SHORT EXERCISE:
Transcribe the records that follow in their entirety, omitting any pictures.
____
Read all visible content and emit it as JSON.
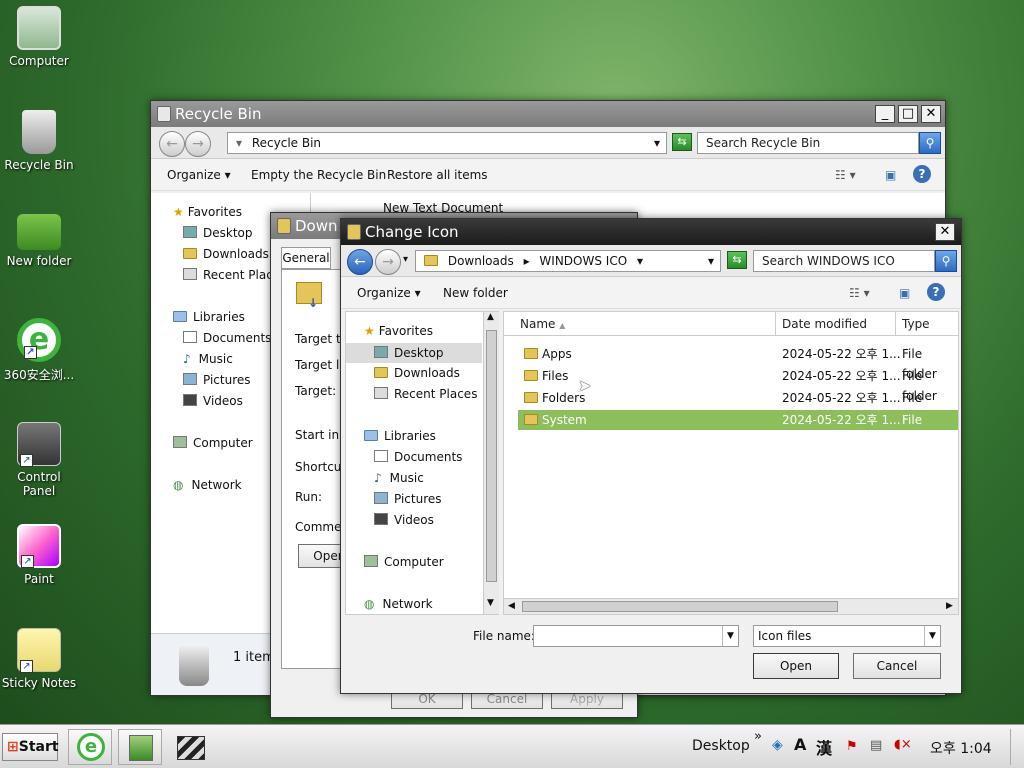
{
  "desktop": {
    "icons": [
      {
        "label": "Computer"
      },
      {
        "label": "Recycle Bin"
      },
      {
        "label": "New folder"
      },
      {
        "label": "360安全浏..."
      },
      {
        "label": "Control Panel"
      },
      {
        "label": "Paint"
      },
      {
        "label": "Sticky Notes"
      }
    ]
  },
  "recycle_bin": {
    "title": "Recycle Bin",
    "address": "Recycle Bin",
    "search_placeholder": "Search Recycle Bin",
    "commands": [
      "Organize",
      "Empty the Recycle Bin",
      "Restore all items"
    ],
    "nav": {
      "favorites": "Favorites",
      "desktop": "Desktop",
      "downloads": "Downloads",
      "recent": "Recent Places",
      "libraries": "Libraries",
      "documents": "Documents",
      "music": "Music",
      "pictures": "Pictures",
      "videos": "Videos",
      "computer": "Computer",
      "network": "Network"
    },
    "file_peek": "New Text Document",
    "status": "1 item"
  },
  "properties": {
    "title": "Down",
    "tab": "General",
    "labels": [
      "Target ty",
      "Target lo",
      "Target:",
      "Start in:",
      "Shortcut",
      "Run:",
      "Commer"
    ],
    "open_button": "Oper",
    "bottom_buttons": [
      "OK",
      "Cancel",
      "Apply"
    ]
  },
  "change_icon": {
    "title": "Change Icon",
    "breadcrumb": [
      "Downloads",
      "WINDOWS ICO"
    ],
    "search_placeholder": "Search WINDOWS ICO",
    "commands": [
      "Organize",
      "New folder"
    ],
    "nav": {
      "favorites": "Favorites",
      "desktop": "Desktop",
      "downloads": "Downloads",
      "recent": "Recent Places",
      "libraries": "Libraries",
      "documents": "Documents",
      "music": "Music",
      "pictures": "Pictures",
      "videos": "Videos",
      "computer": "Computer",
      "network": "Network"
    },
    "columns": {
      "name": "Name",
      "date": "Date modified",
      "type": "Type"
    },
    "files": [
      {
        "name": "Apps",
        "date": "2024-05-22 오후 1...",
        "type": "File folder",
        "selected": false
      },
      {
        "name": "Files",
        "date": "2024-05-22 오후 1...",
        "type": "File folder",
        "selected": false
      },
      {
        "name": "Folders",
        "date": "2024-05-22 오후 1...",
        "type": "File folder",
        "selected": false
      },
      {
        "name": "System",
        "date": "2024-05-22 오후 1...",
        "type": "File folder",
        "selected": true
      }
    ],
    "filename_label": "File name:",
    "filename_value": "",
    "filetype": "Icon files",
    "open_button": "Open",
    "cancel_button": "Cancel"
  },
  "taskbar": {
    "start_label": "Start",
    "desktop_label": "Desktop",
    "ime_a": "A",
    "ime_han": "漢",
    "clock": "오후 1:04",
    "chevron": "»"
  },
  "colors": {
    "selection": "#8cbf5c",
    "title_dark": "#1b1b1b"
  }
}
____
FINISHED ANSWER:
Read all visible content and emit it as JSON.
{
  "desktop": {
    "icons": [
      {
        "label": "Computer"
      },
      {
        "label": "Recycle Bin"
      },
      {
        "label": "New folder"
      },
      {
        "label": "360安全浏..."
      },
      {
        "label": "Control Panel"
      },
      {
        "label": "Paint"
      },
      {
        "label": "Sticky Notes"
      }
    ]
  },
  "recycle_bin": {
    "title": "Recycle Bin",
    "address": "Recycle Bin",
    "search_placeholder": "Search Recycle Bin",
    "commands": [
      "Organize",
      "Empty the Recycle Bin",
      "Restore all items"
    ],
    "nav": {
      "favorites": "Favorites",
      "desktop": "Desktop",
      "downloads": "Downloads",
      "recent": "Recent Places",
      "libraries": "Libraries",
      "documents": "Documents",
      "music": "Music",
      "pictures": "Pictures",
      "videos": "Videos",
      "computer": "Computer",
      "network": "Network"
    },
    "file_peek": "New Text Document",
    "status": "1 item"
  },
  "properties": {
    "title": "Down",
    "tab": "General",
    "labels": [
      "Target ty",
      "Target lo",
      "Target:",
      "Start in:",
      "Shortcut",
      "Run:",
      "Commer"
    ],
    "open_button": "Oper",
    "bottom_buttons": [
      "OK",
      "Cancel",
      "Apply"
    ]
  },
  "change_icon": {
    "title": "Change Icon",
    "breadcrumb": [
      "Downloads",
      "WINDOWS ICO"
    ],
    "search_placeholder": "Search WINDOWS ICO",
    "commands": [
      "Organize",
      "New folder"
    ],
    "nav": {
      "favorites": "Favorites",
      "desktop": "Desktop",
      "downloads": "Downloads",
      "recent": "Recent Places",
      "libraries": "Libraries",
      "documents": "Documents",
      "music": "Music",
      "pictures": "Pictures",
      "videos": "Videos",
      "computer": "Computer",
      "network": "Network"
    },
    "columns": {
      "name": "Name",
      "date": "Date modified",
      "type": "Type"
    },
    "files": [
      {
        "name": "Apps",
        "date": "2024-05-22 오후 1...",
        "type": "File folder",
        "selected": false
      },
      {
        "name": "Files",
        "date": "2024-05-22 오후 1...",
        "type": "File folder",
        "selected": false
      },
      {
        "name": "Folders",
        "date": "2024-05-22 오후 1...",
        "type": "File folder",
        "selected": false
      },
      {
        "name": "System",
        "date": "2024-05-22 오후 1...",
        "type": "File folder",
        "selected": true
      }
    ],
    "filename_label": "File name:",
    "filename_value": "",
    "filetype": "Icon files",
    "open_button": "Open",
    "cancel_button": "Cancel"
  },
  "taskbar": {
    "start_label": "Start",
    "desktop_label": "Desktop",
    "ime_a": "A",
    "ime_han": "漢",
    "clock": "오후 1:04",
    "chevron": "»"
  },
  "colors": {
    "selection": "#8cbf5c",
    "title_dark": "#1b1b1b"
  }
}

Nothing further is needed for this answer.